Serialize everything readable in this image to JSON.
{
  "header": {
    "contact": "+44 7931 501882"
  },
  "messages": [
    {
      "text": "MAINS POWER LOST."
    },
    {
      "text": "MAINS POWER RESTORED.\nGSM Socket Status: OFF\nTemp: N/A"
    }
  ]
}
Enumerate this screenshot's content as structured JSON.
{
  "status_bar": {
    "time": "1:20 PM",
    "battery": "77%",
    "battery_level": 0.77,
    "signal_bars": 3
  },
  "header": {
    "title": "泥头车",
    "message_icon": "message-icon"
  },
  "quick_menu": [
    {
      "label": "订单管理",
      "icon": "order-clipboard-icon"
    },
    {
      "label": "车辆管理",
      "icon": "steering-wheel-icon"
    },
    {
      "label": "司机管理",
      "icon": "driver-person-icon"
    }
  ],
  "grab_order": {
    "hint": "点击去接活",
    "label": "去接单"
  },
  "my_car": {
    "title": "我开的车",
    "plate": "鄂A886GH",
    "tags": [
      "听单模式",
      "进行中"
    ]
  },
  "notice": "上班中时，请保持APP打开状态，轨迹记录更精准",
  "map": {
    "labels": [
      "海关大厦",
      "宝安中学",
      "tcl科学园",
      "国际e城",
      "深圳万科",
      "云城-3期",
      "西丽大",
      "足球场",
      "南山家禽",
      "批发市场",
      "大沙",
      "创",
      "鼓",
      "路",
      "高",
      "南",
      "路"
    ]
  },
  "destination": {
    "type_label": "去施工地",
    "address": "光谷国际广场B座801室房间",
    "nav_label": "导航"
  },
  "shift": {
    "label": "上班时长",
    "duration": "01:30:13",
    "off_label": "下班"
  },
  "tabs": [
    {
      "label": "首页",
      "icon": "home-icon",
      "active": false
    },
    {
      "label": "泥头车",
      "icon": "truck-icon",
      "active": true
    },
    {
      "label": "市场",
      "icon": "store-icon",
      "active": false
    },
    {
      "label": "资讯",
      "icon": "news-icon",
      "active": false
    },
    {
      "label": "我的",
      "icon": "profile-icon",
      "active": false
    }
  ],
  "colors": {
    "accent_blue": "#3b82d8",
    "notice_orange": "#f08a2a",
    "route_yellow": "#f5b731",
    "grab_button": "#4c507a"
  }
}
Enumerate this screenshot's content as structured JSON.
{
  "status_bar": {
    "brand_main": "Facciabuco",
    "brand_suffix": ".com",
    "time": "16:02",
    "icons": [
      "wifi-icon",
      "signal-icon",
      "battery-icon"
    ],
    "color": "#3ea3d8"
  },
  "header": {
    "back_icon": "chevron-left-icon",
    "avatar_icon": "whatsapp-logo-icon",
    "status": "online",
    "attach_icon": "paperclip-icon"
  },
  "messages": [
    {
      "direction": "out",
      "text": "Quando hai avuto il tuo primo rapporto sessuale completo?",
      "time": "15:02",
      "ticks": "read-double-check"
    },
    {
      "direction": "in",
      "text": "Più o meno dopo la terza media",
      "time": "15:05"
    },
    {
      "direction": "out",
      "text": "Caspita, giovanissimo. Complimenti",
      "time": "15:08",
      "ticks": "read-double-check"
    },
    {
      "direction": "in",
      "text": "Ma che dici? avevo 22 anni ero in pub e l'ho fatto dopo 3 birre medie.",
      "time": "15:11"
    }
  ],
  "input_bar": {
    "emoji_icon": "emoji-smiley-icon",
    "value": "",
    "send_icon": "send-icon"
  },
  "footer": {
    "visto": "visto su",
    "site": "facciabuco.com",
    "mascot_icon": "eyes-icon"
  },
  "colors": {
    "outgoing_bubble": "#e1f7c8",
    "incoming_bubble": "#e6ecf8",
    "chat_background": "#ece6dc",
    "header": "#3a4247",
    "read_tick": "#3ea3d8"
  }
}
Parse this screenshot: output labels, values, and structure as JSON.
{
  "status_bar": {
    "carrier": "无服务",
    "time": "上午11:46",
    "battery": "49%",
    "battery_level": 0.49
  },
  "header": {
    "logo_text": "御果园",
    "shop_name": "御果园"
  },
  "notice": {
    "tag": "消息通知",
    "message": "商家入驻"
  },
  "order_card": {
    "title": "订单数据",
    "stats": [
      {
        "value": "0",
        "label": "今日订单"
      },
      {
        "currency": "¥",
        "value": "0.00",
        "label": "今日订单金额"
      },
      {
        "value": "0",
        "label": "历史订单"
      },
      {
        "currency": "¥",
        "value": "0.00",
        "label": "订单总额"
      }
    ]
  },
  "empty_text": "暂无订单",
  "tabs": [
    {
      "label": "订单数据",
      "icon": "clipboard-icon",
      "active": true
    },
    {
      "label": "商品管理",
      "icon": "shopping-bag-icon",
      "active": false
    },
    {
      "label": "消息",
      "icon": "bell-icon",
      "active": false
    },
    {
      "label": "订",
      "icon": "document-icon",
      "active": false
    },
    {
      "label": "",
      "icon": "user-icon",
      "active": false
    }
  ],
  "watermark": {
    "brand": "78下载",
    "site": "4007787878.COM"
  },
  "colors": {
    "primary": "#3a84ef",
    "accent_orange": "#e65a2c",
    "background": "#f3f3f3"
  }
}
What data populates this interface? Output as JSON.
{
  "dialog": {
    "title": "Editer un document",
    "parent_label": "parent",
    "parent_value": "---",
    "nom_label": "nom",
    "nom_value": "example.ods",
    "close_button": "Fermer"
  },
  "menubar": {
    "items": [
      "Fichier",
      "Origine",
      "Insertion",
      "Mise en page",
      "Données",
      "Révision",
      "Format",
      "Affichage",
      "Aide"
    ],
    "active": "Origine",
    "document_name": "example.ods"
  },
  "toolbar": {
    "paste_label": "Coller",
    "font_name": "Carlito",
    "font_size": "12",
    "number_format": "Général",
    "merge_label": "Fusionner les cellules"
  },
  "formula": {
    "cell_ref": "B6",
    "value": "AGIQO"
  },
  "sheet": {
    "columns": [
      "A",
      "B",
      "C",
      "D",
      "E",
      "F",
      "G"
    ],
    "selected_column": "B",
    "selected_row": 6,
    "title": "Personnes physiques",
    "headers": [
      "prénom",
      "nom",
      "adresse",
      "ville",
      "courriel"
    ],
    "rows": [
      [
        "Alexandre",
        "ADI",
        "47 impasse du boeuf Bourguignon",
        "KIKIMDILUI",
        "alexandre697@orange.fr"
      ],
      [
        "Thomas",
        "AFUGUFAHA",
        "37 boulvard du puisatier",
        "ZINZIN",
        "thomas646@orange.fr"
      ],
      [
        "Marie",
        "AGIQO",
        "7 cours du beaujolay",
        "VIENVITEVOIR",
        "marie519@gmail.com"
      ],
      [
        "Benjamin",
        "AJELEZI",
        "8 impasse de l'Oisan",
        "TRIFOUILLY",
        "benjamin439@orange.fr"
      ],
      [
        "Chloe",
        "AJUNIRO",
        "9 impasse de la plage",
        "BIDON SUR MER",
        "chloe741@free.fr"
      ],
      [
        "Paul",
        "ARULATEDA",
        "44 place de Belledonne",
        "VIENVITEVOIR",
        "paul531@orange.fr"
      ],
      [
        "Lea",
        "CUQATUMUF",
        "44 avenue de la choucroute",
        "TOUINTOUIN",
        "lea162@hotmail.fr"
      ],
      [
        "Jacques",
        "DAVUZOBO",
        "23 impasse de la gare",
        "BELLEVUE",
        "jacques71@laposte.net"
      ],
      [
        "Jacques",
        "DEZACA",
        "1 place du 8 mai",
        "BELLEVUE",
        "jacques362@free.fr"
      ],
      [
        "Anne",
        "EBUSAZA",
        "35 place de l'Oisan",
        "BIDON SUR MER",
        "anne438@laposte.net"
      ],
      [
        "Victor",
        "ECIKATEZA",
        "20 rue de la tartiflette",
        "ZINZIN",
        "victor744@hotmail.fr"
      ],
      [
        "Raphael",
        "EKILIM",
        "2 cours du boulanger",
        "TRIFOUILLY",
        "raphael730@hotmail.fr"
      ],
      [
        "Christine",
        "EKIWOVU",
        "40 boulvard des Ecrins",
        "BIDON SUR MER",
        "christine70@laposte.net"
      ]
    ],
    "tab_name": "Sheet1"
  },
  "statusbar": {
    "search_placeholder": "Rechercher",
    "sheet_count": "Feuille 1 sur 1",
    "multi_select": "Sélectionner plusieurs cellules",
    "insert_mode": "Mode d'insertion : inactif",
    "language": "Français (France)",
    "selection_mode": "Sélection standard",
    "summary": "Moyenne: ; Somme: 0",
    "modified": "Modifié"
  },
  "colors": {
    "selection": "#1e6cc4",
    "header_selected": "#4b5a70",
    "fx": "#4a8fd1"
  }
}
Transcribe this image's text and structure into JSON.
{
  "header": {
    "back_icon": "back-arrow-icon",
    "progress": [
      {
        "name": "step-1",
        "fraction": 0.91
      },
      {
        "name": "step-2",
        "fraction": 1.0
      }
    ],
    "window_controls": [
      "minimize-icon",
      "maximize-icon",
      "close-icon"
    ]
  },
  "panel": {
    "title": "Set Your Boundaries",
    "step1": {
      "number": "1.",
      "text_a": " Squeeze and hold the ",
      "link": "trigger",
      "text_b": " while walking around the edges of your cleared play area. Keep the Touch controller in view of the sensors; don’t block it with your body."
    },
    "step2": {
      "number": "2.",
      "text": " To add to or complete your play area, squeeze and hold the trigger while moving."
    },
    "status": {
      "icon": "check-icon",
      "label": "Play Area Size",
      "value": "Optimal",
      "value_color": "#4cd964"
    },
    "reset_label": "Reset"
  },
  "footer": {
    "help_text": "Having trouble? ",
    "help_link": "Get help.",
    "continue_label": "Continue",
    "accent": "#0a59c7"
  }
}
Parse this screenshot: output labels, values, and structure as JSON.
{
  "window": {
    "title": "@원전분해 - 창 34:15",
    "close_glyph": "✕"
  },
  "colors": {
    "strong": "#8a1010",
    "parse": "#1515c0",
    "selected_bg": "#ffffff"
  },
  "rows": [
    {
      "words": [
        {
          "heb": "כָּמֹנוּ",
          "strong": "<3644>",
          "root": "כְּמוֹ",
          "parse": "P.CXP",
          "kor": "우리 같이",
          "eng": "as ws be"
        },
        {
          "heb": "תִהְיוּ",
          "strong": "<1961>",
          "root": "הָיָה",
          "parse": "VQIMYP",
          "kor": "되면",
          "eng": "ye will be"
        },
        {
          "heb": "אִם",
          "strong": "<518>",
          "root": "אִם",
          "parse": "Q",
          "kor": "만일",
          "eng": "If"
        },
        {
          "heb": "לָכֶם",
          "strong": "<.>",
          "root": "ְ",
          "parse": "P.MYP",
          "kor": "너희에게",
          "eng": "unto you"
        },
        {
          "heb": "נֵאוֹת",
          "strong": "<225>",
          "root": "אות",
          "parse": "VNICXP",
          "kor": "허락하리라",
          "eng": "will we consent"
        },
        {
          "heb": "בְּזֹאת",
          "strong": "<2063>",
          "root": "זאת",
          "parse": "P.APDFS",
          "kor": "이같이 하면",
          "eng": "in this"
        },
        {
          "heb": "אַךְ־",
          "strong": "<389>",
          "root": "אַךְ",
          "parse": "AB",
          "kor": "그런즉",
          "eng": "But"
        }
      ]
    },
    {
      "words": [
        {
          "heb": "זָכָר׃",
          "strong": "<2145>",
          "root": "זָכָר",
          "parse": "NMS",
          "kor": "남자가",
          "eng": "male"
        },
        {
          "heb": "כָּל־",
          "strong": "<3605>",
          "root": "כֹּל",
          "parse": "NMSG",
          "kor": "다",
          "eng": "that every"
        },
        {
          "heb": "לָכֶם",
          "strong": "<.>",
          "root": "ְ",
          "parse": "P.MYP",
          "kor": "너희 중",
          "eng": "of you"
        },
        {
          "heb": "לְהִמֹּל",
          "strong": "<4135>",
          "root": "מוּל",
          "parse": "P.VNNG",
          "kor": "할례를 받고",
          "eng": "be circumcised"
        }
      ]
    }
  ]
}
○ ○ ○ ○ ○ ○ ○
▶ Given exercise:
Read through the lines above and collect those that contain the string "laposte".

▶ Completed exercise:
        "jacques71@laposte.net"
        "anne438@laposte.net"
        "christine70@laposte.net"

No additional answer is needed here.